▸ **WHAT YOU HAVE TO DO**:
Are you able to retype all the records below exactly?

(Stored items from a collection)
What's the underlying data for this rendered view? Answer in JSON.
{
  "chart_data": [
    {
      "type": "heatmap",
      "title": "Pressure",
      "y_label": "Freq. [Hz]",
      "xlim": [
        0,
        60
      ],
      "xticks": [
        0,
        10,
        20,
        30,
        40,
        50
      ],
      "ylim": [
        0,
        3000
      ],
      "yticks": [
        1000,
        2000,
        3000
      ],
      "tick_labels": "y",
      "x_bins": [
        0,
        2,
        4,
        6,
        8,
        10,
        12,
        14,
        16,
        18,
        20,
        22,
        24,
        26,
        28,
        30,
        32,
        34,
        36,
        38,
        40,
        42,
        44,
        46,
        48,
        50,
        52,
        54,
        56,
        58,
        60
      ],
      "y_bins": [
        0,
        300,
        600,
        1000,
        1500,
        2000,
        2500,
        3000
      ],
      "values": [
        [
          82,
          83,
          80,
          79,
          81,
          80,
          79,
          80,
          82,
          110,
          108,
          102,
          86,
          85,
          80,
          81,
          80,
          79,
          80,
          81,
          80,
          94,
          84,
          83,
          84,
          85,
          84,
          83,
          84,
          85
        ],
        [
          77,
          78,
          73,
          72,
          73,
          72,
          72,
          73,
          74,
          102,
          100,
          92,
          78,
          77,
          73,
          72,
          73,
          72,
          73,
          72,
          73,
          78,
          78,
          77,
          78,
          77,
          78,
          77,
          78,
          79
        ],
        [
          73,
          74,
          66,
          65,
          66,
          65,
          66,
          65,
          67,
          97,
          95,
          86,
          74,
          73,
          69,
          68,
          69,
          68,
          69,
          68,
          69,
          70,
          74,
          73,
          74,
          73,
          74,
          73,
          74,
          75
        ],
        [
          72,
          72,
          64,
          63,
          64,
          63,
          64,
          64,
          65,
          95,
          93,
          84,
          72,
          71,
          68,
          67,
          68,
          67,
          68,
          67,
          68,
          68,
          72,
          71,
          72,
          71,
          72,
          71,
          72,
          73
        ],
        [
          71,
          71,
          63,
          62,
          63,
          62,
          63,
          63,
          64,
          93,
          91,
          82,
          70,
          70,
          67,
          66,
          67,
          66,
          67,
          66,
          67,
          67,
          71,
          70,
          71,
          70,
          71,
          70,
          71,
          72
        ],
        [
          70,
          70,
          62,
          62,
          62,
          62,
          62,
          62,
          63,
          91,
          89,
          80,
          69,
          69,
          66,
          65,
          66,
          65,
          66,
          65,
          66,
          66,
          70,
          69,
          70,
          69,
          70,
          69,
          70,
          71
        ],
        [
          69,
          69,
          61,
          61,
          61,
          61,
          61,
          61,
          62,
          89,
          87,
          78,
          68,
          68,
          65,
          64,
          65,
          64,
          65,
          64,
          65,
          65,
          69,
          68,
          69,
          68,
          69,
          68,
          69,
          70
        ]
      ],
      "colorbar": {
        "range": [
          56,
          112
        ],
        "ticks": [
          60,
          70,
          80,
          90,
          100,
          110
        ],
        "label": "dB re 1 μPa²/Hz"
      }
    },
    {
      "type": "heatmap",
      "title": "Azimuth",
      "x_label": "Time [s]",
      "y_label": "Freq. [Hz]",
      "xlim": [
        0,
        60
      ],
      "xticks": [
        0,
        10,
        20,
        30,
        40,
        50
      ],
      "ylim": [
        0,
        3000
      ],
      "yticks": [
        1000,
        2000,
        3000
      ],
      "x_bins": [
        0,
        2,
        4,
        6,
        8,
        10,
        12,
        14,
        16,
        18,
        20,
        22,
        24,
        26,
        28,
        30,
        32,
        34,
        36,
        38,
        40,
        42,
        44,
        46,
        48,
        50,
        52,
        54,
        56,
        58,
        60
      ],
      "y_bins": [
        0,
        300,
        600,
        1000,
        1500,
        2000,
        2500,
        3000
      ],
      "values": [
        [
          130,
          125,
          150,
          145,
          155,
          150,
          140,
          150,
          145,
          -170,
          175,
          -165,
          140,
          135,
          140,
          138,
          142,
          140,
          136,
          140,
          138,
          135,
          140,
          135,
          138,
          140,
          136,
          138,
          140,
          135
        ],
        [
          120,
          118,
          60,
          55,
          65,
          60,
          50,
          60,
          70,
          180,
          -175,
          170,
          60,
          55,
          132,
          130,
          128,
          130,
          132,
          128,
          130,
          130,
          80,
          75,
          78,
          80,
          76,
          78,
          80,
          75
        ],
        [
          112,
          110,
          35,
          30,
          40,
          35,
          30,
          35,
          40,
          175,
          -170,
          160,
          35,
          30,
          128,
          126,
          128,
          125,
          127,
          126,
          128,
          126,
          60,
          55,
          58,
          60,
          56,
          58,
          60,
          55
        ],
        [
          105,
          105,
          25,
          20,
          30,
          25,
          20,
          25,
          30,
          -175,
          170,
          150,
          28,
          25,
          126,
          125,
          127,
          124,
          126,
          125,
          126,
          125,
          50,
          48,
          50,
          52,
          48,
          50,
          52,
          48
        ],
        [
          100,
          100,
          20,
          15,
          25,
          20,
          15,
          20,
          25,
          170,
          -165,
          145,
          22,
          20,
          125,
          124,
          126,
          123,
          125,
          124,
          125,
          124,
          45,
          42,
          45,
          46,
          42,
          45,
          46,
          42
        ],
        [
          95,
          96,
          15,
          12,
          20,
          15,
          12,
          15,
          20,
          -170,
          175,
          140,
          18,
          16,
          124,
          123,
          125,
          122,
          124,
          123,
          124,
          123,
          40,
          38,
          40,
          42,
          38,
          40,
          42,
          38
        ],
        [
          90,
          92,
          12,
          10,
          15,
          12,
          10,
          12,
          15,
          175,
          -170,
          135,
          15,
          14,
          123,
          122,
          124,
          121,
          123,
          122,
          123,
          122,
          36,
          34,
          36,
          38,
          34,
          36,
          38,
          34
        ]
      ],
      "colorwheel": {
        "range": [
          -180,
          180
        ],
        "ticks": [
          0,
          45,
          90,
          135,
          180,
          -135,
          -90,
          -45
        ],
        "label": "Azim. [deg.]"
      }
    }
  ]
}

▸ **EXPECTED ANSWER**:
What's the underlying data for this rendered view? Answer in JSON.
{
  "chart_data": [
    {
      "type": "heatmap",
      "title": "Pressure",
      "y_label": "Freq. [Hz]",
      "xlim": [
        0,
        60
      ],
      "xticks": [
        0,
        10,
        20,
        30,
        40,
        50
      ],
      "ylim": [
        0,
        3000
      ],
      "yticks": [
        1000,
        2000,
        3000
      ],
      "tick_labels": "y",
      "x_bins": [
        0,
        2,
        4,
        6,
        8,
        10,
        12,
        14,
        16,
        18,
        20,
        22,
        24,
        26,
        28,
        30,
        32,
        34,
        36,
        38,
        40,
        42,
        44,
        46,
        48,
        50,
        52,
        54,
        56,
        58,
        60
      ],
      "y_bins": [
        0,
        300,
        600,
        1000,
        1500,
        2000,
        2500,
        3000
      ],
      "values": [
        [
          82,
          83,
          80,
          79,
          81,
          80,
          79,
          80,
          82,
          110,
          108,
          102,
          86,
          85,
          80,
          81,
          80,
          79,
          80,
          81,
          80,
          94,
          84,
          83,
          84,
          85,
          84,
          83,
          84,
          85
        ],
        [
          77,
          78,
          73,
          72,
          73,
          72,
          72,
          73,
          74,
          102,
          100,
          92,
          78,
          77,
          73,
          72,
          73,
          72,
          73,
          72,
          73,
          78,
          78,
          77,
          78,
          77,
          78,
          77,
          78,
          79
        ],
        [
          73,
          74,
          66,
          65,
          66,
          65,
          66,
          65,
          67,
          97,
          95,
          86,
          74,
          73,
          69,
          68,
          69,
          68,
          69,
          68,
          69,
          70,
          74,
          73,
          74,
          73,
          74,
          73,
          74,
          75
        ],
        [
          72,
          72,
          64,
          63,
          64,
          63,
          64,
          64,
          65,
          95,
          93,
          84,
          72,
          71,
          68,
          67,
          68,
          67,
          68,
          67,
          68,
          68,
          72,
          71,
          72,
          71,
          72,
          71,
          72,
          73
        ],
        [
          71,
          71,
          63,
          62,
          63,
          62,
          63,
          63,
          64,
          93,
          91,
          82,
          70,
          70,
          67,
          66,
          67,
          66,
          67,
          66,
          67,
          67,
          71,
          70,
          71,
          70,
          71,
          70,
          71,
          72
        ],
        [
          70,
          70,
          62,
          62,
          62,
          62,
          62,
          62,
          63,
          91,
          89,
          80,
          69,
          69,
          66,
          65,
          66,
          65,
          66,
          65,
          66,
          66,
          70,
          69,
          70,
          69,
          70,
          69,
          70,
          71
        ],
        [
          69,
          69,
          61,
          61,
          61,
          61,
          61,
          61,
          62,
          89,
          87,
          78,
          68,
          68,
          65,
          64,
          65,
          64,
          65,
          64,
          65,
          65,
          69,
          68,
          69,
          68,
          69,
          68,
          69,
          70
        ]
      ],
      "colorbar": {
        "range": [
          56,
          112
        ],
        "ticks": [
          60,
          70,
          80,
          90,
          100,
          110
        ],
        "label": "dB re 1 μPa²/Hz"
      }
    },
    {
      "type": "heatmap",
      "title": "Azimuth",
      "x_label": "Time [s]",
      "y_label": "Freq. [Hz]",
      "xlim": [
        0,
        60
      ],
      "xticks": [
        0,
        10,
        20,
        30,
        40,
        50
      ],
      "ylim": [
        0,
        3000
      ],
      "yticks": [
        1000,
        2000,
        3000
      ],
      "x_bins": [
        0,
        2,
        4,
        6,
        8,
        10,
        12,
        14,
        16,
        18,
        20,
        22,
        24,
        26,
        28,
        30,
        32,
        34,
        36,
        38,
        40,
        42,
        44,
        46,
        48,
        50,
        52,
        54,
        56,
        58,
        60
      ],
      "y_bins": [
        0,
        300,
        600,
        1000,
        1500,
        2000,
        2500,
        3000
      ],
      "values": [
        [
          130,
          125,
          150,
          145,
          155,
          150,
          140,
          150,
          145,
          -170,
          175,
          -165,
          140,
          135,
          140,
          138,
          142,
          140,
          136,
          140,
          138,
          135,
          140,
          135,
          138,
          140,
          136,
          138,
          140,
          135
        ],
        [
          120,
          118,
          60,
          55,
          65,
          60,
          50,
          60,
          70,
          180,
          -175,
          170,
          60,
          55,
          132,
          130,
          128,
          130,
          132,
          128,
          130,
          130,
          80,
          75,
          78,
          80,
          76,
          78,
          80,
          75
        ],
        [
          112,
          110,
          35,
          30,
          40,
          35,
          30,
          35,
          40,
          175,
          -170,
          160,
          35,
          30,
          128,
          126,
          128,
          125,
          127,
          126,
          128,
          126,
          60,
          55,
          58,
          60,
          56,
          58,
          60,
          55
        ],
        [
          105,
          105,
          25,
          20,
          30,
          25,
          20,
          25,
          30,
          -175,
          170,
          150,
          28,
          25,
          126,
          125,
          127,
          124,
          126,
          125,
          126,
          125,
          50,
          48,
          50,
          52,
          48,
          50,
          52,
          48
        ],
        [
          100,
          100,
          20,
          15,
          25,
          20,
          15,
          20,
          25,
          170,
          -165,
          145,
          22,
          20,
          125,
          124,
          126,
          123,
          125,
          124,
          125,
          124,
          45,
          42,
          45,
          46,
          42,
          45,
          46,
          42
        ],
        [
          95,
          96,
          15,
          12,
          20,
          15,
          12,
          15,
          20,
          -170,
          175,
          140,
          18,
          16,
          124,
          123,
          125,
          122,
          124,
          123,
          124,
          123,
          40,
          38,
          40,
          42,
          38,
          40,
          42,
          38
        ],
        [
          90,
          92,
          12,
          10,
          15,
          12,
          10,
          12,
          15,
          175,
          -170,
          135,
          15,
          14,
          123,
          122,
          124,
          121,
          123,
          122,
          123,
          122,
          36,
          34,
          36,
          38,
          34,
          36,
          38,
          34
        ]
      ],
      "colorwheel": {
        "range": [
          -180,
          180
        ],
        "ticks": [
          0,
          45,
          90,
          135,
          180,
          -135,
          -90,
          -45
        ],
        "label": "Azim. [deg.]"
      }
    }
  ]
}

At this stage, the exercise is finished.